Rewrite the records below, replacing every "body-line" with "text-line" and leaving all else unchanged.

[Element region listings]
—————

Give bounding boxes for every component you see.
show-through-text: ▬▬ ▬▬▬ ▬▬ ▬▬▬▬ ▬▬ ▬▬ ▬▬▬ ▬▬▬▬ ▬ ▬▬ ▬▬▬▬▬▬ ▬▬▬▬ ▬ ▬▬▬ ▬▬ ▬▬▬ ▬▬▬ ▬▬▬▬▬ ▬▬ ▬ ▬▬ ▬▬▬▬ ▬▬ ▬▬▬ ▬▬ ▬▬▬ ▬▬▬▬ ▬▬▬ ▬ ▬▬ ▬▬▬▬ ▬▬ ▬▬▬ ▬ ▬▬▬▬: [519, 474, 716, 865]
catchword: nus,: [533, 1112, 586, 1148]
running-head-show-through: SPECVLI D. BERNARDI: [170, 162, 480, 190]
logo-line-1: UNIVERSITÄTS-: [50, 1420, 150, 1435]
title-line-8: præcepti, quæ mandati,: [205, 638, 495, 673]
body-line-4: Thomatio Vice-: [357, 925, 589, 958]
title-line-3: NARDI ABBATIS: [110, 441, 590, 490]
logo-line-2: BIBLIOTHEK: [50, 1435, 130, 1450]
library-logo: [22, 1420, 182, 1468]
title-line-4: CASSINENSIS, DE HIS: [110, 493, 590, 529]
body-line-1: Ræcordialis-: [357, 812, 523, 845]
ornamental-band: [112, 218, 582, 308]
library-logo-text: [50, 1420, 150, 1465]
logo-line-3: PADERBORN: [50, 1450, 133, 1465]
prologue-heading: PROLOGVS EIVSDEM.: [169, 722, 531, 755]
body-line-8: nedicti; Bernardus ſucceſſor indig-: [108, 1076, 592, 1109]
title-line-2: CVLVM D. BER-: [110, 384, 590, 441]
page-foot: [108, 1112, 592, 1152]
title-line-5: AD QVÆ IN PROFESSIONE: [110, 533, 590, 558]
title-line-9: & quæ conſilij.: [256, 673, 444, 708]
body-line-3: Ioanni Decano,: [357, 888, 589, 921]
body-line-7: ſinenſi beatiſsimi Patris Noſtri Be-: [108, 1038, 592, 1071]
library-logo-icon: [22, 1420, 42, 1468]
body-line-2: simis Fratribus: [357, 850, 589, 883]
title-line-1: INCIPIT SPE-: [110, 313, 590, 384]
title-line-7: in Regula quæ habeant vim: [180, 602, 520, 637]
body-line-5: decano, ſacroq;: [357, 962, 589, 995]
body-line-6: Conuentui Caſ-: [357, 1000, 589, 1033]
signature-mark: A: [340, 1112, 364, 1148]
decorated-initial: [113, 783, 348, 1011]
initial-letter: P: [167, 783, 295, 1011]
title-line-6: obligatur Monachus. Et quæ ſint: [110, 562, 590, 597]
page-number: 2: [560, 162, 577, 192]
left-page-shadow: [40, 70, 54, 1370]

—————

* Correct result *
Give bounding boxes for every component you see.
show-through-text: ▬▬ ▬▬▬ ▬▬ ▬▬▬▬ ▬▬ ▬▬ ▬▬▬ ▬▬▬▬ ▬ ▬▬ ▬▬▬▬▬▬ ▬▬▬▬ ▬ ▬▬▬ ▬▬ ▬▬▬ ▬▬▬ ▬▬▬▬▬ ▬▬ ▬ ▬▬ ▬▬▬▬ ▬▬ ▬▬▬ ▬▬ ▬▬▬ ▬▬▬▬ ▬▬▬ ▬ ▬▬ ▬▬▬▬ ▬▬ ▬▬▬ ▬ ▬▬▬▬: [519, 474, 716, 865]
catchword: nus,: [533, 1112, 586, 1148]
running-head-show-through: SPECVLI D. BERNARDI: [170, 162, 480, 190]
logo-line-1: UNIVERSITÄTS-: [50, 1420, 150, 1435]
title-line-8: præcepti, quæ mandati,: [205, 638, 495, 673]
text-line-4: Thomatio Vice-: [357, 925, 589, 958]
title-line-3: NARDI ABBATIS: [110, 441, 590, 490]
logo-line-2: BIBLIOTHEK: [50, 1435, 130, 1450]
library-logo: [22, 1420, 182, 1468]
title-line-4: CASSINENSIS, DE HIS: [110, 493, 590, 529]
text-line-1: Ræcordialis-: [357, 812, 523, 845]
ornamental-band: [112, 218, 582, 308]
library-logo-text: [50, 1420, 150, 1465]
logo-line-3: PADERBORN: [50, 1450, 133, 1465]
prologue-heading: PROLOGVS EIVSDEM.: [169, 722, 531, 755]
text-line-8: nedicti; Bernardus ſucceſſor indig-: [108, 1076, 592, 1109]
title-line-2: CVLVM D. BER-: [110, 384, 590, 441]
page-foot: [108, 1112, 592, 1152]
title-line-5: AD QVÆ IN PROFESSIONE: [110, 533, 590, 558]
title-line-9: & quæ conſilij.: [256, 673, 444, 708]
text-line-3: Ioanni Decano,: [357, 888, 589, 921]
text-line-7: ſinenſi beatiſsimi Patris Noſtri Be-: [108, 1038, 592, 1071]
library-logo-icon: [22, 1420, 42, 1468]
text-line-2: simis Fratribus: [357, 850, 589, 883]
title-line-1: INCIPIT SPE-: [110, 313, 590, 384]
title-line-7: in Regula quæ habeant vim: [180, 602, 520, 637]
text-line-5: decano, ſacroq;: [357, 962, 589, 995]
text-line-6: Conuentui Caſ-: [357, 1000, 589, 1033]
signature-mark: A: [340, 1112, 364, 1148]
decorated-initial: [113, 783, 348, 1011]
initial-letter: P: [167, 783, 295, 1011]
title-line-6: obligatur Monachus. Et quæ ſint: [110, 562, 590, 597]
page-number: 2: [560, 162, 577, 192]
left-page-shadow: [40, 70, 54, 1370]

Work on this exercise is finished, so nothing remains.